Can you rewrite everything in the items from the line containing "List UI elements" down to the line containing "code-line-2: let num: &i32", with "own-perm-revoked" changed to "own-revoked" and nothing else altered? Return only those lines, without the pictures.

• RAW RECORDS
(begin)

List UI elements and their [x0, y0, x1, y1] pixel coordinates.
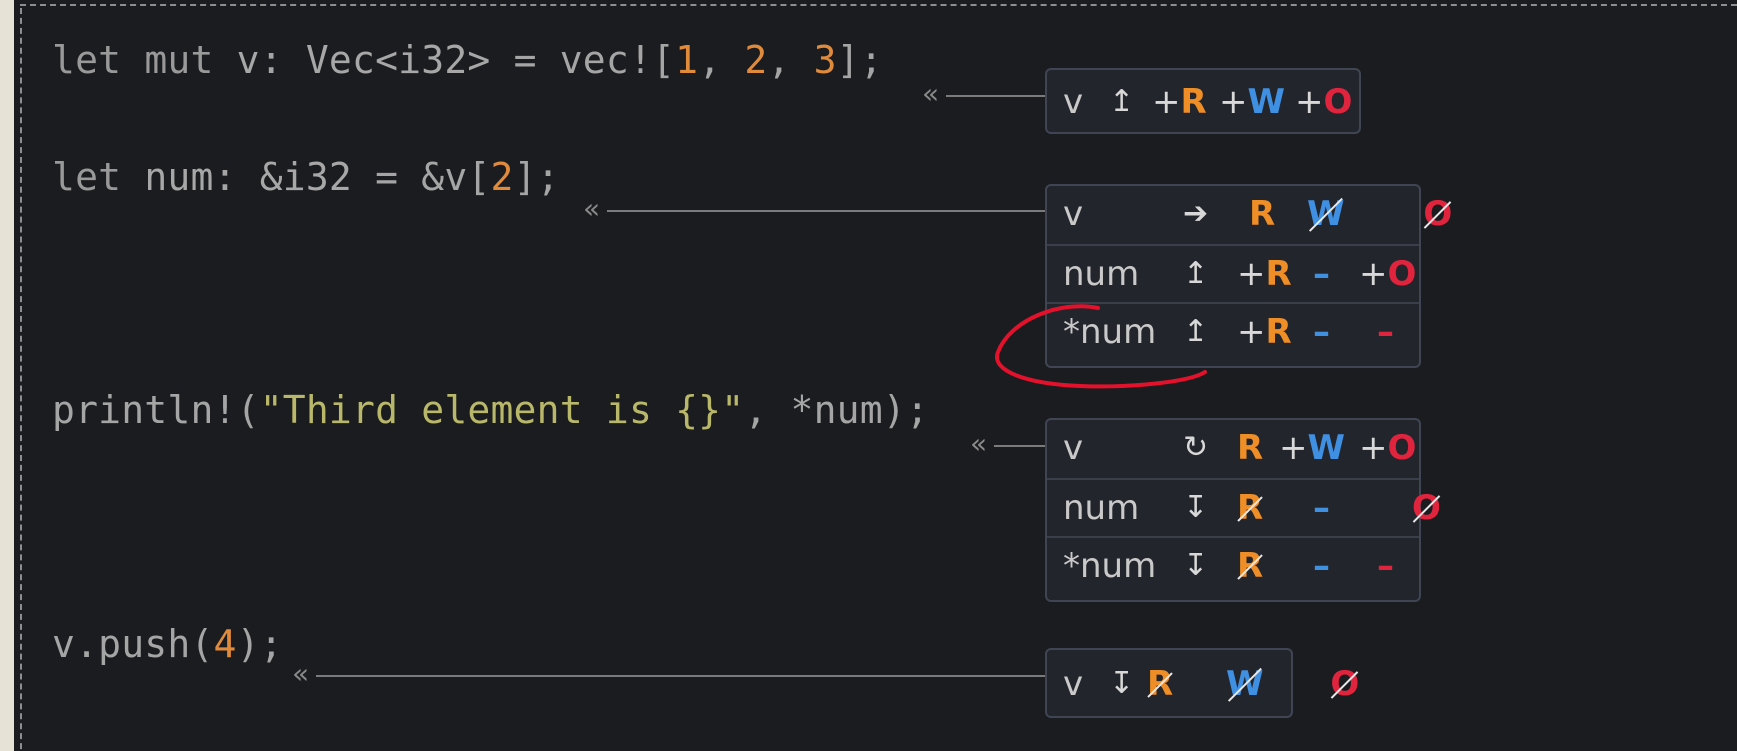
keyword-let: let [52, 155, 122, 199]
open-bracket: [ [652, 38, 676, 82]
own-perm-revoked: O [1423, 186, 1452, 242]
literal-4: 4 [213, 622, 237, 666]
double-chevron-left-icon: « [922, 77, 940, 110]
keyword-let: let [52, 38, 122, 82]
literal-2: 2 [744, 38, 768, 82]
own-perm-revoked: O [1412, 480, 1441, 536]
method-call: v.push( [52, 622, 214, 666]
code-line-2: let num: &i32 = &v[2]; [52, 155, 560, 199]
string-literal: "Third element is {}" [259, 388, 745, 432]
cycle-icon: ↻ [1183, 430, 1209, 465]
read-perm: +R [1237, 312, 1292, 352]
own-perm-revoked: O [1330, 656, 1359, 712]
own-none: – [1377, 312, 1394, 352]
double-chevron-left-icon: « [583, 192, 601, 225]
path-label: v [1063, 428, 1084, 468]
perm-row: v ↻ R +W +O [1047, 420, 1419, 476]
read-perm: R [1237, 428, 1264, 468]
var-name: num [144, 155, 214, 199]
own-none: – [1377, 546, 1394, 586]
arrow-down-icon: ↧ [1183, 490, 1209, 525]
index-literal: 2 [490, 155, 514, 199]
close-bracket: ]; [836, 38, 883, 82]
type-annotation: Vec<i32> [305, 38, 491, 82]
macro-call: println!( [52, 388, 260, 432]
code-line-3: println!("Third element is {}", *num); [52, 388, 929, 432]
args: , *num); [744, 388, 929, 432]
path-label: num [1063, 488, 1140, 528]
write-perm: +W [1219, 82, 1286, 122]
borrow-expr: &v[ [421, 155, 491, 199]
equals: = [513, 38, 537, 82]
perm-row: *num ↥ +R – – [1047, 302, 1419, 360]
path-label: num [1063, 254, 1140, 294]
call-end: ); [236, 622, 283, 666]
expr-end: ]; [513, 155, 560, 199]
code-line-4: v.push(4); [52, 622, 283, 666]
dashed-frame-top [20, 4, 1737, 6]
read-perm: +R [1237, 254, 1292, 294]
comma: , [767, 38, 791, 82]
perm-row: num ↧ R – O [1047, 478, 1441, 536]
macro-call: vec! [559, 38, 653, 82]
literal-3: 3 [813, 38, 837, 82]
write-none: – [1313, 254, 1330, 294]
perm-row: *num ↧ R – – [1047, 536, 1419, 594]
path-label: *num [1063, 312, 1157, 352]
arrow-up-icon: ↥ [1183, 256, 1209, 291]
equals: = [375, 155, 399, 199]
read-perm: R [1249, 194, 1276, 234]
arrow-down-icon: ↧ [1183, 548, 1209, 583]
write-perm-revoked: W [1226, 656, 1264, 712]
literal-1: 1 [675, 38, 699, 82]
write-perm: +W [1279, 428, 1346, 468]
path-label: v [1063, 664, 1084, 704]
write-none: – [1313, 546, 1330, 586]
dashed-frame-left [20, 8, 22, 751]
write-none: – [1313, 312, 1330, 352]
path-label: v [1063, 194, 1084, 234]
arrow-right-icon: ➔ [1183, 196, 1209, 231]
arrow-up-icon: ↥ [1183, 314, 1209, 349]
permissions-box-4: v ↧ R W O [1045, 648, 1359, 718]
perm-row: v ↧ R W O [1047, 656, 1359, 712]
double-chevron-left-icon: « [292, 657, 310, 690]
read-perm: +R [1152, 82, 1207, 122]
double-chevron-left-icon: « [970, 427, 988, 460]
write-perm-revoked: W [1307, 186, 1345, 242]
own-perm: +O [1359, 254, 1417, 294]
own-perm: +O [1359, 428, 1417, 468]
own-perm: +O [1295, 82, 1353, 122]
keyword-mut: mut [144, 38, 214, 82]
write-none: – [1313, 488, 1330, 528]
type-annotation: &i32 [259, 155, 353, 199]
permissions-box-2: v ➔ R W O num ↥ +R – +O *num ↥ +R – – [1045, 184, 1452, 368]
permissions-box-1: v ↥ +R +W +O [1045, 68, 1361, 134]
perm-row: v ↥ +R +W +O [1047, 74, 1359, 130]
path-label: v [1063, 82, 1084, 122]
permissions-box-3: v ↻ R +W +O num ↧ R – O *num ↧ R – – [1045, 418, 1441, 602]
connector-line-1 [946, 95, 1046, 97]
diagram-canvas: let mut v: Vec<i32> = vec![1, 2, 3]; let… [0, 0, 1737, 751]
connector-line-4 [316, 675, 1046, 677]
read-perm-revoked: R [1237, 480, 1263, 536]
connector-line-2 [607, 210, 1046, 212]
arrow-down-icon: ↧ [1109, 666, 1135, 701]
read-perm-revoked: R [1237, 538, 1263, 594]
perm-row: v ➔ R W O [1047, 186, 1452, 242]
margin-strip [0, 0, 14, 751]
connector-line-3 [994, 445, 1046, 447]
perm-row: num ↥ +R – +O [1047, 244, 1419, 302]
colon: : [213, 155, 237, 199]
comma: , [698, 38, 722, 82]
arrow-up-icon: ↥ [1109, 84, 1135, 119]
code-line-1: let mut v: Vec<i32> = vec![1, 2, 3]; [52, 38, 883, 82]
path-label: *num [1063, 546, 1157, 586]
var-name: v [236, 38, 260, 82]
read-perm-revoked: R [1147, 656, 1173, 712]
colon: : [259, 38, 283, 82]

(end)
(begin)

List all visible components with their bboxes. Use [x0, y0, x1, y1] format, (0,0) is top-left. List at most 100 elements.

(end)

• ANSWER TO THE EXERCISE
List UI elements and their [x0, y0, x1, y1] pixel coordinates.
keyword-let: let [52, 155, 122, 199]
open-bracket: [ [652, 38, 676, 82]
own-revoked: O [1423, 186, 1452, 242]
literal-4: 4 [213, 622, 237, 666]
double-chevron-left-icon: « [922, 77, 940, 110]
keyword-let: let [52, 38, 122, 82]
literal-2: 2 [744, 38, 768, 82]
own-revoked: O [1412, 480, 1441, 536]
method-call: v.push( [52, 622, 214, 666]
code-line-2: let num: &i32 = &v[2]; [52, 155, 560, 199]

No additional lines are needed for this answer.